* Ausgewählte Textstelle
+++++
Der Film “Jonas”
BLOG: Labyrinth des Schreibens
Irrgarten und Labyrinth kommen bei diesem Film zweimal vor, wenn auch nur als Spielmaterial und als Verstärker der kafkaesken Atmosphäre, die der Film gut ´rüberbringt:
1. im Begleittext (Rückseite der DVD):
Jonas erzählt die Geschichte eines Einzelgängers und Durchschnittsmenschen im Irrgarten der modernen Großstadt, gefangen zwischen den traumatischen Nachwirkungen des Krieges und der empfundenen Kälte in der jungen Bundesrepublik.
2. im Film selbst, als Stimme aus dem Off:
Jonas, einer wartet auf dich, in Zimmer 17. Einer hat nach dir gefragt.
Was – du kennst niemanden hier? Eine Verwechslung?
Jonas, du bist im Labyrinth.
Hier gibt es keine Verwechslung.
Im Labyrinth vergißt man nicht so leicht.
Ansonsten war der Film eine große Enttäuschung für mich. Was waren die Kritiker jener Tage nicht voll des Lobes gewesen, zum Beispiel Gunter Groll 1957 in der Südd. Zeitung:
Der mutigste, einsamste und unwiederholbarste (!) deutsche Film unserer Tage. Kein anderer deutscher Film seit Jahr und Tag verfügt über ähnliche Bildkunst.
Doch nach meinem Empfinden ist Jonas von Ottomar Domnick (1957) ein total überschätzter Film. Der positive Eindruck, den er beim ersten Erleben vor fünfzig Jahren im Kino auf mich machte, war sehr davon eingetrübt, daß ein Mann, der damals für mich so etwas wie ein Mentor betr. Schreiben war, mir diesen Film sehr empfahl (wozu noch kam, daß eben diesem Mentor die Hauptfigur Jonas sehr ähnlich war, nicht zuletzt in ihrem melancholischen Wesen).
Ich bin damals, als Siebzehnjähriger, sogar zweimal in den Film gegangen, sehe sogar heute noch den Royal-Palast vor mir, in dem er aufgeführt wurde.
Entfernt man die immer noch mitreißende Musik von Duke Ellington (Liberian Suite) – dann bleibt vom hochgelobten Avantgarde-Film nur der prätentiöse Sprung zurück in die Stummfilmzeit der 1920-er Jahre mit aufgesetzten Dialogfetzen und Kommentaren.
+++++
* Datenzeilen
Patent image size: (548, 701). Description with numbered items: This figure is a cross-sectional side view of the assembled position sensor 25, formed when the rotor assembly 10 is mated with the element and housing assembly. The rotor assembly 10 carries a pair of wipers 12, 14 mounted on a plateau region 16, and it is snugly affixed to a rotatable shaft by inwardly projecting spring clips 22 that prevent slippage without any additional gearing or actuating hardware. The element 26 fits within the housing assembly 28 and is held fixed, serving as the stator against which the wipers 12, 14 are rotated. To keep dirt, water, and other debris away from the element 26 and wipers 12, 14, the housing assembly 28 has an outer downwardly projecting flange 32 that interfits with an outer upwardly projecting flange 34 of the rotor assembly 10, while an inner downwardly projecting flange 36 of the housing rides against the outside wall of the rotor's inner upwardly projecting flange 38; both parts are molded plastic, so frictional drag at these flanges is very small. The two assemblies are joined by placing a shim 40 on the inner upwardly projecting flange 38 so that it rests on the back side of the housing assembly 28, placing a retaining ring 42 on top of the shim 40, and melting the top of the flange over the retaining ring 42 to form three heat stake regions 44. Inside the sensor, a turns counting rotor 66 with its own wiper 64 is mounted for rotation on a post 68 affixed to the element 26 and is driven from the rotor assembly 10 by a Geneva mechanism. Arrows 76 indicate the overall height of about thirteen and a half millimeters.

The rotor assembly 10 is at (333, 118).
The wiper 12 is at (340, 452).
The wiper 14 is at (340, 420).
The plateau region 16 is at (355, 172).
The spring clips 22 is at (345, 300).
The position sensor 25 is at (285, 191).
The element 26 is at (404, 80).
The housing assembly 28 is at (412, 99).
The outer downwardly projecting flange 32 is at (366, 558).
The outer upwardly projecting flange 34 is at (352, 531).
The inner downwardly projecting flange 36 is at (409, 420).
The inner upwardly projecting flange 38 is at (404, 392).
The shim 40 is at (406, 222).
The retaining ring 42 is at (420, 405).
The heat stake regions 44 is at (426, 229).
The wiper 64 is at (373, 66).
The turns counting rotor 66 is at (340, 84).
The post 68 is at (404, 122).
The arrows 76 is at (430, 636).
+++++
* Die Aufgaben
[1] Von wem stammt laut dem Blogbeitrag über den Film „Jonas“ die Musik des Films?
[2] Zitiere aus dem Blogbeitrag über den Film „Jonas“ die Stelle, die bei den Worten „Im Labyrinth vergißt“ beginnt und nach „ihrem melancholischen Wesen).“ aufhört.
Die Zeilen stammen aus einer anderen Quelle als der Blogbeitrag.

* Vollständige Lösungen
[1] Von Duke Ellington (Liberian Suite).

[2]
Im Labyrinth vergißt man nicht so leicht.
Ansonsten war der Film eine große Enttäuschung für mich. Was waren die Kritiker jener Tage nicht voll des Lobes gewesen, zum Beispiel Gunter Groll 1957 in der Südd. Zeitung:
Der mutigste, einsamste und unwiederholbarste (!) deutsche Film unserer Tage. Kein anderer deutscher Film seit Jahr und Tag verfügt über ähnliche Bildkunst.
Doch nach meinem Empfinden ist Jonas von Ottomar Domnick (1957) ein total überschätzter Film. Der positive Eindruck, den er beim ersten Erleben vor fünfzig Jahren im Kino auf mich machte, war sehr davon eingetrübt, daß ein Mann, der damals für mich so etwas wie ein Mentor betr. Schreiben war, mir diesen Film sehr empfahl (wozu noch kam, daß eben diesem Mentor die Hauptfigur Jonas sehr ähnlich war, nicht zuletzt in ihrem melancholischen Wesen).